◆ REQUIREMENTS ◆
Render every line of the listing below as a Markdown table with two columns, No. and Text, that number each line and give its wording. Skip blank lines and leave the pictures out.

◆ INPUT ◆
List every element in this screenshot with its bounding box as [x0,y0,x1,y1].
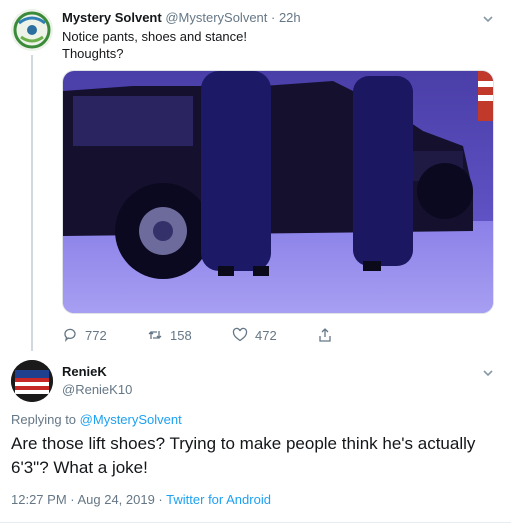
divider [0,522,511,523]
tweet-timestamp[interactable]: 12:27 PM · Aug 24, 2019 · [11,492,163,507]
like-count: 472 [255,327,277,343]
share-icon [319,328,331,342]
replying-to-label: Replying to [11,412,77,427]
tweet-text: Are those lift shoes? Trying to make peo… [11,434,476,477]
photo-icon [63,71,493,313]
tweet-source[interactable]: Twitter for Android [166,492,271,507]
tweet-text-line: Thoughts? [62,46,124,61]
avatar[interactable] [11,360,53,402]
tweet-actions: 772 158 472 [62,327,402,343]
tweet-media-image[interactable] [62,70,494,314]
retweet-icon [148,331,162,339]
chevron-down-icon[interactable] [481,12,495,26]
tweet-time[interactable]: · 22h [271,10,301,25]
reply-button[interactable]: 772 [62,327,147,343]
reply-count: 772 [85,327,107,343]
author-handle[interactable]: @RenieK10 [62,382,132,397]
thread-line [31,55,33,351]
heart-icon [232,327,248,342]
like-button[interactable]: 472 [232,327,317,343]
avatar[interactable] [11,9,53,51]
author-name[interactable]: RenieK [62,364,107,379]
author-name[interactable]: Mystery Solvent [62,10,162,25]
replying-to-link[interactable]: @MysterySolvent [80,412,182,427]
replying-to: Replying to @MysterySolvent [11,412,182,427]
tweet-text-line: Notice pants, shoes and stance! [62,29,248,44]
tweet-meta: 12:27 PM · Aug 24, 2019 · Twitter for An… [11,492,271,507]
parent-tweet: Mystery Solvent @MysterySolvent · 22h No… [0,0,511,351]
share-button[interactable] [317,327,402,343]
tweet-header: Mystery Solvent @MysterySolvent · 22h [62,10,301,25]
retweet-button[interactable]: 158 [147,327,232,343]
chevron-down-icon[interactable] [481,366,495,380]
tweet-text: Notice pants, shoes and stance! Thoughts… [62,28,247,62]
author-handle[interactable]: @MysterySolvent [165,10,267,25]
reply-icon [64,328,76,342]
retweet-count: 158 [170,327,192,343]
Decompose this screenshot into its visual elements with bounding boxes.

◆ ANSWER TO THE TASK ◆
| No. | Text |
|---|---|
| 1 | List every element in this screenshot with its bounding box as [x0,y0,x1,y1]. |
| 2 | divider [0,522,511,523] |
| 3 | tweet-timestamp[interactable]: 12:27 PM · Aug 24, 2019 · [11,492,163,507] |
| 4 | like-count: 472 [255,327,277,343] |
| 5 | share-icon [319,328,331,342] |
| 6 | replying-to-label: Replying to [11,412,77,427] |
| 7 | tweet-text: Are those lift shoes? Trying to make peo… [11,434,476,477] |
| 8 | photo-icon [63,71,493,313] |
| 9 | tweet-source[interactable]: Twitter for Android [166,492,271,507] |
| 10 | tweet-text-line: Thoughts? [62,46,124,61] |
| 11 | avatar[interactable] [11,360,53,402] |
| 12 | tweet-actions: 772 158 472 [62,327,402,343] |
| 13 | tweet-media-image[interactable] [62,70,494,314] |
| 14 | retweet-icon [148,331,162,339] |
| 15 | chevron-down-icon[interactable] [481,12,495,26] |
| 16 | tweet-time[interactable]: · 22h [271,10,301,25] |
| 17 | reply-button[interactable]: 772 [62,327,147,343] |
| 18 | reply-count: 772 [85,327,107,343] |
| 19 | author-handle[interactable]: @RenieK10 [62,382,132,397] |
| 20 | thread-line [31,55,33,351] |
| 21 | heart-icon [232,327,248,342] |
| 22 | like-button[interactable]: 472 [232,327,317,343] |
| 23 | avatar[interactable] [11,9,53,51] |
| 24 | author-name[interactable]: RenieK [62,364,107,379] |
| 25 | author-name[interactable]: Mystery Solvent [62,10,162,25] |
| 26 | replying-to-link[interactable]: @MysterySolvent [80,412,182,427] |
| 27 | replying-to: Replying to @MysterySolvent [11,412,182,427] |
| 28 | tweet-text-line: Notice pants, shoes and stance! [62,29,248,44] |
| 29 | tweet-meta: 12:27 PM · Aug 24, 2019 · Twitter for An… [11,492,271,507] |
| 30 | parent-tweet: Mystery Solvent @MysterySolvent · 22h No… [0,0,511,351] |
| 31 | share-button[interactable] [317,327,402,343] |
| 32 | tweet-header: Mystery Solvent @MysterySolvent · 22h [62,10,301,25] |
| 33 | retweet-button[interactable]: 158 [147,327,232,343] |
| 34 | chevron-down-icon[interactable] [481,366,495,380] |
| 35 | tweet-text: Notice pants, shoes and stance! Thoughts… [62,28,247,62] |
| 36 | author-handle[interactable]: @MysterySolvent [165,10,267,25] |
| 37 | reply-icon [64,328,76,342] |
| 38 | retweet-count: 158 [170,327,192,343] |
| 39 | Decompose this screenshot into its visual elements with bounding boxes. |